## WHAT TO WORK ON
Repeat every record below exactly as it appears.

[Extracted data entries]
** START **

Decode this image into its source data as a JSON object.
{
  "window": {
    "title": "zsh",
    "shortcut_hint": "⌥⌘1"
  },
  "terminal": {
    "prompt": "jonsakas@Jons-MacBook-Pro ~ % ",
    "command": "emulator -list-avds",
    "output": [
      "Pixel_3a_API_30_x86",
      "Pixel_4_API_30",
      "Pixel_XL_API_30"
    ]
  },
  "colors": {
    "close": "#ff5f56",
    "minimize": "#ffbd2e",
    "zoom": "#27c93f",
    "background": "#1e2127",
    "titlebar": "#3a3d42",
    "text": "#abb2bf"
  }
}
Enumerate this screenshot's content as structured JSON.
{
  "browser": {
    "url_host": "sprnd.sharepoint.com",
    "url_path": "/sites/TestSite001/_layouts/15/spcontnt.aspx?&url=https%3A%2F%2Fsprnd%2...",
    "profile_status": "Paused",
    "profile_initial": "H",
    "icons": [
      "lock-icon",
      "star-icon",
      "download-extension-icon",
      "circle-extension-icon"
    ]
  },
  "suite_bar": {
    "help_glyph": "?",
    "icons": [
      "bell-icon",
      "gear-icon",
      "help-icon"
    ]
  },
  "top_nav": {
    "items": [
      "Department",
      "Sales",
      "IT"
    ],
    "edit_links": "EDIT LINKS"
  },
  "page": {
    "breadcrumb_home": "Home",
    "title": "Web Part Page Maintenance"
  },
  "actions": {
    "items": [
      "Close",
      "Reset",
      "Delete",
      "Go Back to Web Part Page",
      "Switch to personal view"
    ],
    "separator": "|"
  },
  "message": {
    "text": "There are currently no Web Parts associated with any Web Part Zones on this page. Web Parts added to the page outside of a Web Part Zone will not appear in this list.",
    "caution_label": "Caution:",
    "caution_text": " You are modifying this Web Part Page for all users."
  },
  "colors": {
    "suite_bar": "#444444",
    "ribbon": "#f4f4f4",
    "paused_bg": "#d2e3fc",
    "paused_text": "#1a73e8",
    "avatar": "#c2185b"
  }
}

** END **

## FULL ANSWER
Decode this image into its source data as a JSON object.
{
  "window": {
    "title": "zsh",
    "shortcut_hint": "⌥⌘1"
  },
  "terminal": {
    "prompt": "jonsakas@Jons-MacBook-Pro ~ % ",
    "command": "emulator -list-avds",
    "output": [
      "Pixel_3a_API_30_x86",
      "Pixel_4_API_30",
      "Pixel_XL_API_30"
    ]
  },
  "colors": {
    "close": "#ff5f56",
    "minimize": "#ffbd2e",
    "zoom": "#27c93f",
    "background": "#1e2127",
    "titlebar": "#3a3d42",
    "text": "#abb2bf"
  }
}
Enumerate this screenshot's content as structured JSON.
{
  "browser": {
    "url_host": "sprnd.sharepoint.com",
    "url_path": "/sites/TestSite001/_layouts/15/spcontnt.aspx?&url=https%3A%2F%2Fsprnd%2...",
    "profile_status": "Paused",
    "profile_initial": "H",
    "icons": [
      "lock-icon",
      "star-icon",
      "download-extension-icon",
      "circle-extension-icon"
    ]
  },
  "suite_bar": {
    "help_glyph": "?",
    "icons": [
      "bell-icon",
      "gear-icon",
      "help-icon"
    ]
  },
  "top_nav": {
    "items": [
      "Department",
      "Sales",
      "IT"
    ],
    "edit_links": "EDIT LINKS"
  },
  "page": {
    "breadcrumb_home": "Home",
    "title": "Web Part Page Maintenance"
  },
  "actions": {
    "items": [
      "Close",
      "Reset",
      "Delete",
      "Go Back to Web Part Page",
      "Switch to personal view"
    ],
    "separator": "|"
  },
  "message": {
    "text": "There are currently no Web Parts associated with any Web Part Zones on this page. Web Parts added to the page outside of a Web Part Zone will not appear in this list.",
    "caution_label": "Caution:",
    "caution_text": " You are modifying this Web Part Page for all users."
  },
  "colors": {
    "suite_bar": "#444444",
    "ribbon": "#f4f4f4",
    "paused_bg": "#d2e3fc",
    "paused_text": "#1a73e8",
    "avatar": "#c2185b"
  }
}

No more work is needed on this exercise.